What is needed:
Tally the lines that contain "magnesium" and report the total alone.
## START Records for the exercise
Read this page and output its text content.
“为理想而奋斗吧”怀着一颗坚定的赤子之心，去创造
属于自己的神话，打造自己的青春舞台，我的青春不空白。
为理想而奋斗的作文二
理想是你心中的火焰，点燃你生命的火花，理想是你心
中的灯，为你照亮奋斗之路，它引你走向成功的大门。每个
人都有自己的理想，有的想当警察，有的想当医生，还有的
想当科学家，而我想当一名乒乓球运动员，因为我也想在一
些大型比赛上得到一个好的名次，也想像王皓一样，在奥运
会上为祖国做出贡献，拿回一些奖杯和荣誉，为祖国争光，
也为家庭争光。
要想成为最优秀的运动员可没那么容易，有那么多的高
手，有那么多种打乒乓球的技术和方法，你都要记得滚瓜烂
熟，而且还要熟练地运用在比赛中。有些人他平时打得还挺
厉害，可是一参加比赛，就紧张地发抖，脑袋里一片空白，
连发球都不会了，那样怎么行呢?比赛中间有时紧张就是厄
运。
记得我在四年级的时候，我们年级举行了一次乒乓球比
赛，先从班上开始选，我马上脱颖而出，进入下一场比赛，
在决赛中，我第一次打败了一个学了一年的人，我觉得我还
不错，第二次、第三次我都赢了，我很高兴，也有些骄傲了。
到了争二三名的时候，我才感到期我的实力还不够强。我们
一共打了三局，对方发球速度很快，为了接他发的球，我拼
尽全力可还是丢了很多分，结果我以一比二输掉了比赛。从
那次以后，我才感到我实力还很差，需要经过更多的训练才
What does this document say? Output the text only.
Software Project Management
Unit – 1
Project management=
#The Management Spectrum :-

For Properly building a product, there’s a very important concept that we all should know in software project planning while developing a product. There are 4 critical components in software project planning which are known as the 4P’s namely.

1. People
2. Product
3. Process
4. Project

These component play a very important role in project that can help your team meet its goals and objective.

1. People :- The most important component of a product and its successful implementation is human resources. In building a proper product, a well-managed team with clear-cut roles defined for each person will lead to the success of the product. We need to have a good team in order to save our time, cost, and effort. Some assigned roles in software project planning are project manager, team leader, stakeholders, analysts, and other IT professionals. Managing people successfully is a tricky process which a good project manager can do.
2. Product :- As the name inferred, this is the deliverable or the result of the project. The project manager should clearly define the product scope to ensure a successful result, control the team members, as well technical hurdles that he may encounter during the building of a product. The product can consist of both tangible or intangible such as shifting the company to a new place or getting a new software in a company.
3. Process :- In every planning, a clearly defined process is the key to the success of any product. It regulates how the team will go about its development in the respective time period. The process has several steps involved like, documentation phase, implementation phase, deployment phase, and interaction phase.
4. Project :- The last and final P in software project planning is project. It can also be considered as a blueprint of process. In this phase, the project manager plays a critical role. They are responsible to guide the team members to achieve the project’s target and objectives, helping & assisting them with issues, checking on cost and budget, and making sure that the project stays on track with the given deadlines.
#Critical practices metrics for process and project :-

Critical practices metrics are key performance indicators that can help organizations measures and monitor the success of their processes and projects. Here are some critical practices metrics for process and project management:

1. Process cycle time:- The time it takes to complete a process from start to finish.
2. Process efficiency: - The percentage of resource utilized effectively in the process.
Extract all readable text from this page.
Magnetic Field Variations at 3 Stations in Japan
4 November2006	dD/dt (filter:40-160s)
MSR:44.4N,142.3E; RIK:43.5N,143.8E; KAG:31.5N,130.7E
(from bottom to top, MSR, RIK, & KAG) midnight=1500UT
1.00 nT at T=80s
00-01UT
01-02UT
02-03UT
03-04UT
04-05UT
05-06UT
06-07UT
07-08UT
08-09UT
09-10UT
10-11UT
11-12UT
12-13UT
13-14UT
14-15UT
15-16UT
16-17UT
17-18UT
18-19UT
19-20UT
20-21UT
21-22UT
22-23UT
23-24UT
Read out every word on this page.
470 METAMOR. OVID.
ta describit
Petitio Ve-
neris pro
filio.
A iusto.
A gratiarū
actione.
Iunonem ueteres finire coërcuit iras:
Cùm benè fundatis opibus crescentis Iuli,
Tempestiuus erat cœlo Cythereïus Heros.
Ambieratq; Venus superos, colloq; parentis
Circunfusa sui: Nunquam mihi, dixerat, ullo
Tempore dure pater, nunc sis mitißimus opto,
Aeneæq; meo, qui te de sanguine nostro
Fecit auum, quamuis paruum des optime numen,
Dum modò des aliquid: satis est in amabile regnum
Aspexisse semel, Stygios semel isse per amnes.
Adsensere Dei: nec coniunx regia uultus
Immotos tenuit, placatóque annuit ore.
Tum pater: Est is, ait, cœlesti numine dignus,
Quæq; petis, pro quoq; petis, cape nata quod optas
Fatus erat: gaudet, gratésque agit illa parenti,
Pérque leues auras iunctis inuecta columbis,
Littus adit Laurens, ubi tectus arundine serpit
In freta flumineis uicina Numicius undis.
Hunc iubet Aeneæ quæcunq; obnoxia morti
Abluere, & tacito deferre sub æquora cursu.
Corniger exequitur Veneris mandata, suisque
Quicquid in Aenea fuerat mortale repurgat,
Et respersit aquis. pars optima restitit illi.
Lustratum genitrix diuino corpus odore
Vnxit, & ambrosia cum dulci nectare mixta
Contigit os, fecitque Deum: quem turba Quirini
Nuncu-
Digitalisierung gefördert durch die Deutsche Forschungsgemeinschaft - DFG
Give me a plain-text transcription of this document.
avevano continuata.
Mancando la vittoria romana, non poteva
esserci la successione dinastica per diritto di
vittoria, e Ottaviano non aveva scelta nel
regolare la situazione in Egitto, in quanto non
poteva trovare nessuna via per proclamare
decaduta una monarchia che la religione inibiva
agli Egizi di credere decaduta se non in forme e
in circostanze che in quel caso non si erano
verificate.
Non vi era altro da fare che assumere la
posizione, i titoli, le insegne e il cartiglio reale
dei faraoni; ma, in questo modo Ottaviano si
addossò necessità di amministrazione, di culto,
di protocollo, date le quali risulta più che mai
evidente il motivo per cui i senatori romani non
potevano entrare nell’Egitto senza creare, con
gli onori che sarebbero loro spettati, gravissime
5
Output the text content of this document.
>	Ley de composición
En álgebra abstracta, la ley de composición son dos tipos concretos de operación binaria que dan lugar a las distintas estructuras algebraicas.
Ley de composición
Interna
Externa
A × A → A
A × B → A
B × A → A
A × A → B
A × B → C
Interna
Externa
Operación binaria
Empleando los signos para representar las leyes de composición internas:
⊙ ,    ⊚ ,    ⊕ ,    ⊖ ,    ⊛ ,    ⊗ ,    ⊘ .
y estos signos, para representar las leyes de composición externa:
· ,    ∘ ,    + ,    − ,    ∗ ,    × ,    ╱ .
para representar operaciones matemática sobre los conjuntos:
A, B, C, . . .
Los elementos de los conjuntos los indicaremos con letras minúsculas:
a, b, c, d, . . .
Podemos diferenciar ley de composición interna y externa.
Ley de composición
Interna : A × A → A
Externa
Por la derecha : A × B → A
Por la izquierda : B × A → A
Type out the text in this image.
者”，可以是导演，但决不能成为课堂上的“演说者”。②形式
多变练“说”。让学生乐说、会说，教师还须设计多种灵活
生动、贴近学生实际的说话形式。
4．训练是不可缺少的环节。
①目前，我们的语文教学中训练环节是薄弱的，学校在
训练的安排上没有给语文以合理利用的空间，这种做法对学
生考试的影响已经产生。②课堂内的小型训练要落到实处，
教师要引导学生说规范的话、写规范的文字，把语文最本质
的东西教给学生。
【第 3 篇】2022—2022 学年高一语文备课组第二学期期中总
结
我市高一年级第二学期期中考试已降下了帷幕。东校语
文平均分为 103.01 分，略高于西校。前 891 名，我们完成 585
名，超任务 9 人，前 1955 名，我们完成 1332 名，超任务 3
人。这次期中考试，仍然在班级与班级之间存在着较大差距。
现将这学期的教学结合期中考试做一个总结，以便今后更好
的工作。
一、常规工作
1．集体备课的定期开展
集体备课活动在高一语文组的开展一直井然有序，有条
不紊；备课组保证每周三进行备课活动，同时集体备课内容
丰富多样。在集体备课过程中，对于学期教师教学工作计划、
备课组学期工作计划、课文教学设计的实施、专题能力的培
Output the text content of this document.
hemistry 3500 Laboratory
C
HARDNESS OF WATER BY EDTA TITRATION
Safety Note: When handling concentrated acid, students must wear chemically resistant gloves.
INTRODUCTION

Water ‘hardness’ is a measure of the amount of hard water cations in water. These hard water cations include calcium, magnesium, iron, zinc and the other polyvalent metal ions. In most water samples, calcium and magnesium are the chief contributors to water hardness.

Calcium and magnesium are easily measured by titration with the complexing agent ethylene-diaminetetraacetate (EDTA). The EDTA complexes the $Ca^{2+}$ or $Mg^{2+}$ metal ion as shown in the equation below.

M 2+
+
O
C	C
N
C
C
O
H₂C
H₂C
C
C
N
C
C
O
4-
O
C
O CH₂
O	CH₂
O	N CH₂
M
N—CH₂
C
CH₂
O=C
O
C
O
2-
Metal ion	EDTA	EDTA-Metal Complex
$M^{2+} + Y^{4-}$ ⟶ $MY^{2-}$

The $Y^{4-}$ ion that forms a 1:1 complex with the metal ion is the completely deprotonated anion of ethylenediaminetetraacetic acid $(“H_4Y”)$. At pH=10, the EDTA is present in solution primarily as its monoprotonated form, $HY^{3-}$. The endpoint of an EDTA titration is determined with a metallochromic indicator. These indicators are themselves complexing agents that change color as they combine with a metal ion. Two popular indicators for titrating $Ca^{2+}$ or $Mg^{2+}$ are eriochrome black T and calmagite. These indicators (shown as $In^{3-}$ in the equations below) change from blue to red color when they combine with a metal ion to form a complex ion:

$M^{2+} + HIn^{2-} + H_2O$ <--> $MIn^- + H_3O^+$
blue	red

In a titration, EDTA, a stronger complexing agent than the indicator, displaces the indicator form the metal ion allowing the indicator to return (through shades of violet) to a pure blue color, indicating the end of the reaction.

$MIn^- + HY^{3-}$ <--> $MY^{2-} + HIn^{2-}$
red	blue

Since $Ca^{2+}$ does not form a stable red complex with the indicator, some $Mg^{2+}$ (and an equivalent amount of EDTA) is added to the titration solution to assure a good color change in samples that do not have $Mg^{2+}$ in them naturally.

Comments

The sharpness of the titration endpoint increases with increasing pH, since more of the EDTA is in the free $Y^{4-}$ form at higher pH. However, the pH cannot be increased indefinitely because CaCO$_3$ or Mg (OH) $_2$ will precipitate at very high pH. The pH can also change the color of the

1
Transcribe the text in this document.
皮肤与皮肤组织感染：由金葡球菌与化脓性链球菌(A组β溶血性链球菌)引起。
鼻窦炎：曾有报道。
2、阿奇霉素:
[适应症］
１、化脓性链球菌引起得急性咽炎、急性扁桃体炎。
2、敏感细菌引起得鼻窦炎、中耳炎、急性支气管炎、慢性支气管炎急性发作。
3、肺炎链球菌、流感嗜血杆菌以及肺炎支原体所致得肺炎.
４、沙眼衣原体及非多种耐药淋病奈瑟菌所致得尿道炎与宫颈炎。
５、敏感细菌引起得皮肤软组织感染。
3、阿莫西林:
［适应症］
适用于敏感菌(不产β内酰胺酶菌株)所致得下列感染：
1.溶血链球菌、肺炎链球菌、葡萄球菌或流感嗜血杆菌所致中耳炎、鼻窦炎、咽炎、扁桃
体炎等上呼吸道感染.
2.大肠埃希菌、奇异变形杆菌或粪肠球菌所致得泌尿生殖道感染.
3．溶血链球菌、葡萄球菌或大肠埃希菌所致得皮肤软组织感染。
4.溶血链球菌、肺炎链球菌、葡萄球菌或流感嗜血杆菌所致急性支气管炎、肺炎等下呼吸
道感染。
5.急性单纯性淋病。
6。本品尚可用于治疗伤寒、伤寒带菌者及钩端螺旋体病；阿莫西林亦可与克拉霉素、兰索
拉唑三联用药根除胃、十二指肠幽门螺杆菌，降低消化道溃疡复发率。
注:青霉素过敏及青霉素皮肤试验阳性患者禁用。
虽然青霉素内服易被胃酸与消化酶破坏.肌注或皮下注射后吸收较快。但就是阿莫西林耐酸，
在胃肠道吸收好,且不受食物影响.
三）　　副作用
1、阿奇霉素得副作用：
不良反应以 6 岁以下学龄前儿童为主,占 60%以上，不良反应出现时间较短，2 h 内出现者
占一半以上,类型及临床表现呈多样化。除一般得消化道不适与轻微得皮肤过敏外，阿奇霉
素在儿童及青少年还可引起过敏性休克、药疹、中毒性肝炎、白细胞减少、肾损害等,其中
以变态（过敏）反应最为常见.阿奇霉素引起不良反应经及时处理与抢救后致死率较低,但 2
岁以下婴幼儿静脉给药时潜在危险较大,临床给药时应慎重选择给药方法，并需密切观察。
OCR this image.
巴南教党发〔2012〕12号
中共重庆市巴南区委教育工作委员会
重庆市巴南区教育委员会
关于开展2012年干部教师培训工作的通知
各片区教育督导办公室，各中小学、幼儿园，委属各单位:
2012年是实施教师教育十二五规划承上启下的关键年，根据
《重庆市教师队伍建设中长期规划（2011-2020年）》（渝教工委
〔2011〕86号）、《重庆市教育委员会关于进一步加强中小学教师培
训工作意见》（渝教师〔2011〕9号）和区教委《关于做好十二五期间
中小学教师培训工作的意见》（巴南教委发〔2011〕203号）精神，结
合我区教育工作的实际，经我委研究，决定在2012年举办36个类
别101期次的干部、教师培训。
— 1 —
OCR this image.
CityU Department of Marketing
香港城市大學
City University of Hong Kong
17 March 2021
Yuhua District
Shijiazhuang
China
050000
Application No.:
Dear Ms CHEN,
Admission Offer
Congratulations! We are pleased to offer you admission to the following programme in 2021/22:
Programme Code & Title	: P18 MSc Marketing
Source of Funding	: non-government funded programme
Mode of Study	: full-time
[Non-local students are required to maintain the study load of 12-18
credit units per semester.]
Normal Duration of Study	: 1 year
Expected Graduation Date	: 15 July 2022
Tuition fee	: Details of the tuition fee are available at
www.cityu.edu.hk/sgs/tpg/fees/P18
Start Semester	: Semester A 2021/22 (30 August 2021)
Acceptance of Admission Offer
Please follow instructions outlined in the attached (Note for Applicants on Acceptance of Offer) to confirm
## END Records for the exercise
Full response:
2